§ **Written problem**:
In the listing below, find every line containing "RESTfulExample" and copy it out.
[Start of Material provided]
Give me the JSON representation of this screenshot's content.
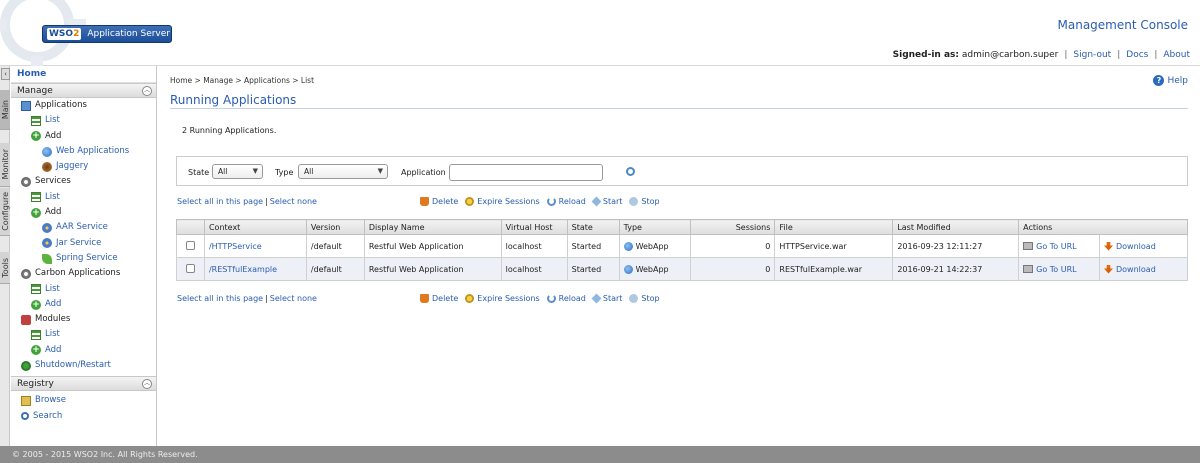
{
  "header": {
    "brand": "WSO",
    "brand_suffix": "2",
    "product": "Application Server",
    "console_title": "Management Console",
    "signed_in_label": "Signed-in as:",
    "user": "admin@carbon.super",
    "sign_out": "Sign-out",
    "docs": "Docs",
    "about": "About"
  },
  "side_tabs": [
    "Main",
    "Monitor",
    "Configure",
    "Tools"
  ],
  "menu": {
    "home": "Home",
    "manage_section": "Manage",
    "applications": "Applications",
    "app_list": "List",
    "app_add": "Add",
    "web_applications": "Web Applications",
    "jaggery": "Jaggery",
    "services": "Services",
    "svc_list": "List",
    "svc_add": "Add",
    "aar_service": "AAR Service",
    "jar_service": "Jar Service",
    "spring_service": "Spring Service",
    "carbon_applications": "Carbon Applications",
    "ca_list": "List",
    "ca_add": "Add",
    "modules": "Modules",
    "mod_list": "List",
    "mod_add": "Add",
    "shutdown": "Shutdown/Restart",
    "registry_section": "Registry",
    "browse": "Browse",
    "search": "Search"
  },
  "content": {
    "breadcrumb": "Home > Manage > Applications > List",
    "help": "Help",
    "title": "Running Applications",
    "count_text": "2 Running Applications.",
    "filter": {
      "state_label": "State",
      "state_value": "All",
      "type_label": "Type",
      "type_value": "All",
      "application_label": "Application"
    },
    "select_all": "Select all in this page",
    "select_none": "Select none",
    "actions": {
      "delete": "Delete",
      "expire": "Expire Sessions",
      "reload": "Reload",
      "start": "Start",
      "stop": "Stop"
    },
    "table": {
      "headers": [
        "Context",
        "Version",
        "Display Name",
        "Virtual Host",
        "State",
        "Type",
        "Sessions",
        "File",
        "Last Modified",
        "Actions"
      ],
      "rows": [
        {
          "context": "/HTTPService",
          "version": "/default",
          "display_name": "Restful Web Application",
          "virtual_host": "localhost",
          "state": "Started",
          "type": "WebApp",
          "sessions": "0",
          "file": "HTTPService.war",
          "last_modified": "2016-09-23 12:11:27",
          "go_to_url": "Go To URL",
          "download": "Download"
        },
        {
          "context": "/RESTfulExample",
          "version": "/default",
          "display_name": "Restful Web Application",
          "virtual_host": "localhost",
          "state": "Started",
          "type": "WebApp",
          "sessions": "0",
          "file": "RESTfulExample.war",
          "last_modified": "2016-09-21 14:22:37",
          "go_to_url": "Go To URL",
          "download": "Download"
        }
      ]
    }
  },
  "footer": "© 2005 - 2015 WSO2 Inc. All Rights Reserved."
}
[End of Material provided]
§ **The result**:
          "context": "/RESTfulExample",
          "file": "RESTfulExample.war",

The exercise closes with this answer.